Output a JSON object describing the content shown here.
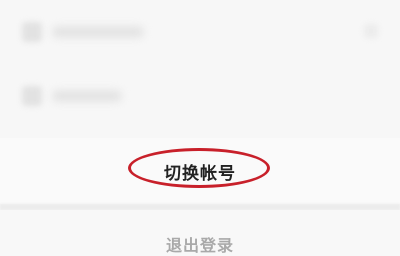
{
  "menu": {
    "switch_account_label": "切换帐号",
    "logout_label": "退出登录"
  },
  "colors": {
    "highlight_oval": "#c8202a",
    "switch_text": "#222222",
    "logout_text": "#a9a9a9"
  }
}
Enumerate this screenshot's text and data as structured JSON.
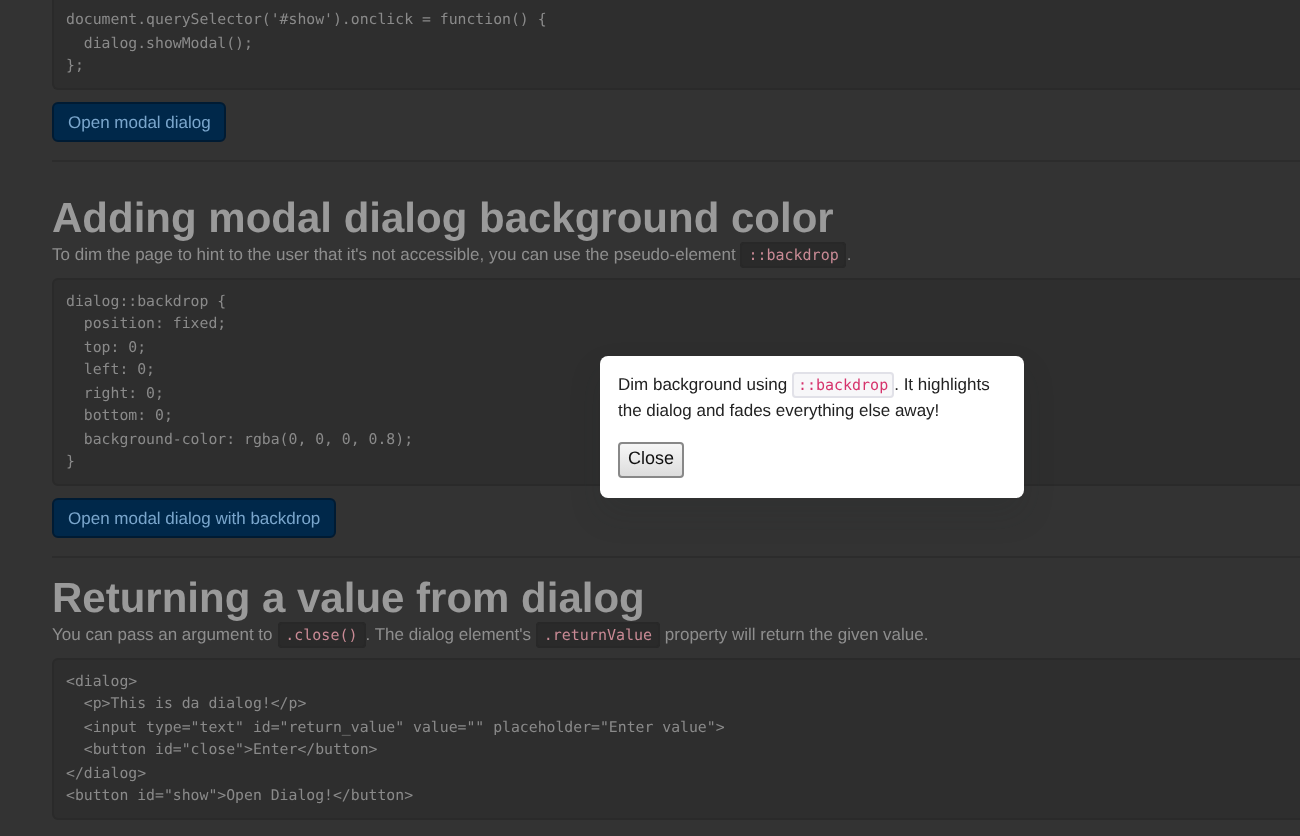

▬▬▬▬▬▬▬▬▬▬

__Given task__.
Your task is to transcribe all of the records precisely, with no images included.

__Output below__.
Output a JSON object describing the content shown here.
{
  "menu": {
    "switch_account_label": "切换帐号",
    "logout_label": "退出登录"
  },
  "colors": {
    "highlight_oval": "#c8202a",
    "switch_text": "#222222",
    "logout_text": "#a9a9a9"
  }
}
Enumerate this screenshot's text and data as structured JSON.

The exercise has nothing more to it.